Written instruction: Extract all of the data and reproduce it precisely.

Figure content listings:
================================

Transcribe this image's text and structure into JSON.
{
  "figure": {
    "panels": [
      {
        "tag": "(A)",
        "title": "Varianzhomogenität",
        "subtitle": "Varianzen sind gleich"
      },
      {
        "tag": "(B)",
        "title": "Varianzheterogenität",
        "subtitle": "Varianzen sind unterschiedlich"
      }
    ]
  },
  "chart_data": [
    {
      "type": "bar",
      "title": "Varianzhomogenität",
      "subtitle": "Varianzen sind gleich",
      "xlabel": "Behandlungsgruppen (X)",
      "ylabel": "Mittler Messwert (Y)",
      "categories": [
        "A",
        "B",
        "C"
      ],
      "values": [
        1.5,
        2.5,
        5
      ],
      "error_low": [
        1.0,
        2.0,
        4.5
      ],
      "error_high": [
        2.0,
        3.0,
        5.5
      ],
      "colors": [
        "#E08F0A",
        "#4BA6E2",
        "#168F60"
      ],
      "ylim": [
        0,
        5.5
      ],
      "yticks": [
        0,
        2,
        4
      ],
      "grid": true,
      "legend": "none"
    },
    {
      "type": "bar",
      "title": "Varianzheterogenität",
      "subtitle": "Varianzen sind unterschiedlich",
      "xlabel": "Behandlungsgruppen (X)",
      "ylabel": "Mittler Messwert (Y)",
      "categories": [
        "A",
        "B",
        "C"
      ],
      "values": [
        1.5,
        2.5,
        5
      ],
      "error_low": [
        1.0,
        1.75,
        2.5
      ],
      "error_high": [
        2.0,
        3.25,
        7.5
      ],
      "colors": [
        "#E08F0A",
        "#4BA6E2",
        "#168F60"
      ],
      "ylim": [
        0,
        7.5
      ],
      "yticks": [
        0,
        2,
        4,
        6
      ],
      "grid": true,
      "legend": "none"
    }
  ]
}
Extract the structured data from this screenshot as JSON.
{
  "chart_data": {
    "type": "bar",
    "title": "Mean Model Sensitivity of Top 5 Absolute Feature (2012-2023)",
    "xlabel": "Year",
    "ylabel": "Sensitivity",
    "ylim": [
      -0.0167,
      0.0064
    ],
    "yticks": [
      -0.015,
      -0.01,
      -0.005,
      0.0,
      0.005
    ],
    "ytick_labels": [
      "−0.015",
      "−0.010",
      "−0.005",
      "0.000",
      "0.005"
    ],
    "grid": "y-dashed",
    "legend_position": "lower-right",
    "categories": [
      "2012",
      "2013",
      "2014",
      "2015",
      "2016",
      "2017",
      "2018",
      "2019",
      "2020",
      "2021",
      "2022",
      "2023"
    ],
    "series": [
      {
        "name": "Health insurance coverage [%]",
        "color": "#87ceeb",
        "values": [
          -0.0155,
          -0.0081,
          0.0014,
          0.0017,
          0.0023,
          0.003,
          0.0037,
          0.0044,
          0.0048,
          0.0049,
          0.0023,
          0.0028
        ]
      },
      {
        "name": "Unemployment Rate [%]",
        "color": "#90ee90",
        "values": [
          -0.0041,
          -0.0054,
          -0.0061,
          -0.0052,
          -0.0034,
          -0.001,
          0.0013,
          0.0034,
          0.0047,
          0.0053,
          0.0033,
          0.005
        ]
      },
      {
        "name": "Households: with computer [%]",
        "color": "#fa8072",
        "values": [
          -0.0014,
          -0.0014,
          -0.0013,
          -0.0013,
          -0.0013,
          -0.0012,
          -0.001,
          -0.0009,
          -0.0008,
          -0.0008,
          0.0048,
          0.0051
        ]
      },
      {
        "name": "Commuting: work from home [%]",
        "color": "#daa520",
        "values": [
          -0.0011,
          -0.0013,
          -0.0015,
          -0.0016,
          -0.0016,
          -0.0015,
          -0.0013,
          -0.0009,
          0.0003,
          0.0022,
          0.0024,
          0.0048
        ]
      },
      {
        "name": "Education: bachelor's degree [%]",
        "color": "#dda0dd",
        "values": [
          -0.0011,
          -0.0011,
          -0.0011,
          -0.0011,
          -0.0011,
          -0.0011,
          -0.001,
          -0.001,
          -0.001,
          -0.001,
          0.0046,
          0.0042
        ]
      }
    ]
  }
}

================================

Output for this exercise:
Transcribe this image's text and structure into JSON.
{
  "figure": {
    "panels": [
      {
        "tag": "(A)",
        "title": "Varianzhomogenität",
        "subtitle": "Varianzen sind gleich"
      },
      {
        "tag": "(B)",
        "title": "Varianzheterogenität",
        "subtitle": "Varianzen sind unterschiedlich"
      }
    ]
  },
  "chart_data": [
    {
      "type": "bar",
      "title": "Varianzhomogenität",
      "subtitle": "Varianzen sind gleich",
      "xlabel": "Behandlungsgruppen (X)",
      "ylabel": "Mittler Messwert (Y)",
      "categories": [
        "A",
        "B",
        "C"
      ],
      "values": [
        1.5,
        2.5,
        5
      ],
      "error_low": [
        1.0,
        2.0,
        4.5
      ],
      "error_high": [
        2.0,
        3.0,
        5.5
      ],
      "colors": [
        "#E08F0A",
        "#4BA6E2",
        "#168F60"
      ],
      "ylim": [
        0,
        5.5
      ],
      "yticks": [
        0,
        2,
        4
      ],
      "grid": true,
      "legend": "none"
    },
    {
      "type": "bar",
      "title": "Varianzheterogenität",
      "subtitle": "Varianzen sind unterschiedlich",
      "xlabel": "Behandlungsgruppen (X)",
      "ylabel": "Mittler Messwert (Y)",
      "categories": [
        "A",
        "B",
        "C"
      ],
      "values": [
        1.5,
        2.5,
        5
      ],
      "error_low": [
        1.0,
        1.75,
        2.5
      ],
      "error_high": [
        2.0,
        3.25,
        7.5
      ],
      "colors": [
        "#E08F0A",
        "#4BA6E2",
        "#168F60"
      ],
      "ylim": [
        0,
        7.5
      ],
      "yticks": [
        0,
        2,
        4,
        6
      ],
      "grid": true,
      "legend": "none"
    }
  ]
}
Extract the structured data from this screenshot as JSON.
{
  "chart_data": {
    "type": "bar",
    "title": "Mean Model Sensitivity of Top 5 Absolute Feature (2012-2023)",
    "xlabel": "Year",
    "ylabel": "Sensitivity",
    "ylim": [
      -0.0167,
      0.0064
    ],
    "yticks": [
      -0.015,
      -0.01,
      -0.005,
      0.0,
      0.005
    ],
    "ytick_labels": [
      "−0.015",
      "−0.010",
      "−0.005",
      "0.000",
      "0.005"
    ],
    "grid": "y-dashed",
    "legend_position": "lower-right",
    "categories": [
      "2012",
      "2013",
      "2014",
      "2015",
      "2016",
      "2017",
      "2018",
      "2019",
      "2020",
      "2021",
      "2022",
      "2023"
    ],
    "series": [
      {
        "name": "Health insurance coverage [%]",
        "color": "#87ceeb",
        "values": [
          -0.0155,
          -0.0081,
          0.0014,
          0.0017,
          0.0023,
          0.003,
          0.0037,
          0.0044,
          0.0048,
          0.0049,
          0.0023,
          0.0028
        ]
      },
      {
        "name": "Unemployment Rate [%]",
        "color": "#90ee90",
        "values": [
          -0.0041,
          -0.0054,
          -0.0061,
          -0.0052,
          -0.0034,
          -0.001,
          0.0013,
          0.0034,
          0.0047,
          0.0053,
          0.0033,
          0.005
        ]
      },
      {
        "name": "Households: with computer [%]",
        "color": "#fa8072",
        "values": [
          -0.0014,
          -0.0014,
          -0.0013,
          -0.0013,
          -0.0013,
          -0.0012,
          -0.001,
          -0.0009,
          -0.0008,
          -0.0008,
          0.0048,
          0.0051
        ]
      },
      {
        "name": "Commuting: work from home [%]",
        "color": "#daa520",
        "values": [
          -0.0011,
          -0.0013,
          -0.0015,
          -0.0016,
          -0.0016,
          -0.0015,
          -0.0013,
          -0.0009,
          0.0003,
          0.0022,
          0.0024,
          0.0048
        ]
      },
      {
        "name": "Education: bachelor's degree [%]",
        "color": "#dda0dd",
        "values": [
          -0.0011,
          -0.0011,
          -0.0011,
          -0.0011,
          -0.0011,
          -0.0011,
          -0.001,
          -0.001,
          -0.001,
          -0.001,
          0.0046,
          0.0042
        ]
      }
    ]
  }
}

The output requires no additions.